[Saved entries]
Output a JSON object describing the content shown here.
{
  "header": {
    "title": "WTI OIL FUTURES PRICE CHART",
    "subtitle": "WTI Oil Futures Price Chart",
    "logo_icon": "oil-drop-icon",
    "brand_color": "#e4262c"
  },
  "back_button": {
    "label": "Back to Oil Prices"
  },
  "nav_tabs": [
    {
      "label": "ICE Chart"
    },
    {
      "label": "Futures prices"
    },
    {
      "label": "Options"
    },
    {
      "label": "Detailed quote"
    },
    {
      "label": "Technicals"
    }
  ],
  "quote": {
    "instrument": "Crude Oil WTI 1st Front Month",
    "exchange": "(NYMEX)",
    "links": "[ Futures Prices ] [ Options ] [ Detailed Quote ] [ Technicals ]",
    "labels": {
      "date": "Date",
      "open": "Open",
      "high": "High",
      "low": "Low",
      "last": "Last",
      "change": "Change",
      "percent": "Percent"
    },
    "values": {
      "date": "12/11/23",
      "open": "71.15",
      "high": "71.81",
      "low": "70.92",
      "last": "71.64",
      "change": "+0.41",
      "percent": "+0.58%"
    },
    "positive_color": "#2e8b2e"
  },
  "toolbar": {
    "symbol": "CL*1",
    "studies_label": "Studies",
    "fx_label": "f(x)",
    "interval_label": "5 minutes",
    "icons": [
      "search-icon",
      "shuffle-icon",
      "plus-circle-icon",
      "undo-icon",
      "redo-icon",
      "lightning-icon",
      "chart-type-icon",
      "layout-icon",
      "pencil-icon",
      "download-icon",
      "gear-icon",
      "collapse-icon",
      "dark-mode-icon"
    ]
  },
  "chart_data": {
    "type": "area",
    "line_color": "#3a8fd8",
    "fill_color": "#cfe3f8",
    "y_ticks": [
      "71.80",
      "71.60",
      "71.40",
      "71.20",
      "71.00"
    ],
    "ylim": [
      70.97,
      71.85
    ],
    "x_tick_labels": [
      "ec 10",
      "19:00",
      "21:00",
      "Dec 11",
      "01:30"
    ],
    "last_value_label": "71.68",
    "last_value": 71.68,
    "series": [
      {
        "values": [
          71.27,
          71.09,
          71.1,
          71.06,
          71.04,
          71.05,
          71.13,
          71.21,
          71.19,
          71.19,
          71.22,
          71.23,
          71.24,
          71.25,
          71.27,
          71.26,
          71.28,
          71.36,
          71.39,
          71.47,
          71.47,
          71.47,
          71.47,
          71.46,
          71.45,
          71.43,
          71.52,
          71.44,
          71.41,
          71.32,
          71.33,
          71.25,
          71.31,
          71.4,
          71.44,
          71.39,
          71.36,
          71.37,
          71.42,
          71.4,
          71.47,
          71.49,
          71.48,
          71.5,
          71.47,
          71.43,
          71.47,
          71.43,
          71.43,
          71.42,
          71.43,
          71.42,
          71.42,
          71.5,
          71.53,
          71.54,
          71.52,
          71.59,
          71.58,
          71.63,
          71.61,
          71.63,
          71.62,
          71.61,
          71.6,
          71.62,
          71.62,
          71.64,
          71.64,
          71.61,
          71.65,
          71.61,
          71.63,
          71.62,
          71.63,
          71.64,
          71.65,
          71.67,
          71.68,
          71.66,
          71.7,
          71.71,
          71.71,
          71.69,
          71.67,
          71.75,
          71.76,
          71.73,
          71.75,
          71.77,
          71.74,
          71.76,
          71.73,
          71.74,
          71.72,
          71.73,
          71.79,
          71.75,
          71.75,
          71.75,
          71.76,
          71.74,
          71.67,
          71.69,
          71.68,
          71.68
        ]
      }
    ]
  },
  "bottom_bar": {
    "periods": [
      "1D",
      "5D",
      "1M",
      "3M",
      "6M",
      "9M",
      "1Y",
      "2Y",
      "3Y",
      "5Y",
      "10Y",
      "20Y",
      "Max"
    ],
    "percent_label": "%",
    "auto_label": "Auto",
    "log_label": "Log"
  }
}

Aim of the exercise
Repeat the data precisely, line by line.

Exercise solution
Output a JSON object describing the content shown here.
{
  "header": {
    "title": "WTI OIL FUTURES PRICE CHART",
    "subtitle": "WTI Oil Futures Price Chart",
    "logo_icon": "oil-drop-icon",
    "brand_color": "#e4262c"
  },
  "back_button": {
    "label": "Back to Oil Prices"
  },
  "nav_tabs": [
    {
      "label": "ICE Chart"
    },
    {
      "label": "Futures prices"
    },
    {
      "label": "Options"
    },
    {
      "label": "Detailed quote"
    },
    {
      "label": "Technicals"
    }
  ],
  "quote": {
    "instrument": "Crude Oil WTI 1st Front Month",
    "exchange": "(NYMEX)",
    "links": "[ Futures Prices ] [ Options ] [ Detailed Quote ] [ Technicals ]",
    "labels": {
      "date": "Date",
      "open": "Open",
      "high": "High",
      "low": "Low",
      "last": "Last",
      "change": "Change",
      "percent": "Percent"
    },
    "values": {
      "date": "12/11/23",
      "open": "71.15",
      "high": "71.81",
      "low": "70.92",
      "last": "71.64",
      "change": "+0.41",
      "percent": "+0.58%"
    },
    "positive_color": "#2e8b2e"
  },
  "toolbar": {
    "symbol": "CL*1",
    "studies_label": "Studies",
    "fx_label": "f(x)",
    "interval_label": "5 minutes",
    "icons": [
      "search-icon",
      "shuffle-icon",
      "plus-circle-icon",
      "undo-icon",
      "redo-icon",
      "lightning-icon",
      "chart-type-icon",
      "layout-icon",
      "pencil-icon",
      "download-icon",
      "gear-icon",
      "collapse-icon",
      "dark-mode-icon"
    ]
  },
  "chart_data": {
    "type": "area",
    "line_color": "#3a8fd8",
    "fill_color": "#cfe3f8",
    "y_ticks": [
      "71.80",
      "71.60",
      "71.40",
      "71.20",
      "71.00"
    ],
    "ylim": [
      70.97,
      71.85
    ],
    "x_tick_labels": [
      "ec 10",
      "19:00",
      "21:00",
      "Dec 11",
      "01:30"
    ],
    "last_value_label": "71.68",
    "last_value": 71.68,
    "series": [
      {
        "values": [
          71.27,
          71.09,
          71.1,
          71.06,
          71.04,
          71.05,
          71.13,
          71.21,
          71.19,
          71.19,
          71.22,
          71.23,
          71.24,
          71.25,
          71.27,
          71.26,
          71.28,
          71.36,
          71.39,
          71.47,
          71.47,
          71.47,
          71.47,
          71.46,
          71.45,
          71.43,
          71.52,
          71.44,
          71.41,
          71.32,
          71.33,
          71.25,
          71.31,
          71.4,
          71.44,
          71.39,
          71.36,
          71.37,
          71.42,
          71.4,
          71.47,
          71.49,
          71.48,
          71.5,
          71.47,
          71.43,
          71.47,
          71.43,
          71.43,
          71.42,
          71.43,
          71.42,
          71.42,
          71.5,
          71.53,
          71.54,
          71.52,
          71.59,
          71.58,
          71.63,
          71.61,
          71.63,
          71.62,
          71.61,
          71.6,
          71.62,
          71.62,
          71.64,
          71.64,
          71.61,
          71.65,
          71.61,
          71.63,
          71.62,
          71.63,
          71.64,
          71.65,
          71.67,
          71.68,
          71.66,
          71.7,
          71.71,
          71.71,
          71.69,
          71.67,
          71.75,
          71.76,
          71.73,
          71.75,
          71.77,
          71.74,
          71.76,
          71.73,
          71.74,
          71.72,
          71.73,
          71.79,
          71.75,
          71.75,
          71.75,
          71.76,
          71.74,
          71.67,
          71.69,
          71.68,
          71.68
        ]
      }
    ]
  },
  "bottom_bar": {
    "periods": [
      "1D",
      "5D",
      "1M",
      "3M",
      "6M",
      "9M",
      "1Y",
      "2Y",
      "3Y",
      "5Y",
      "10Y",
      "20Y",
      "Max"
    ],
    "percent_label": "%",
    "auto_label": "Auto",
    "log_label": "Log"
  }
}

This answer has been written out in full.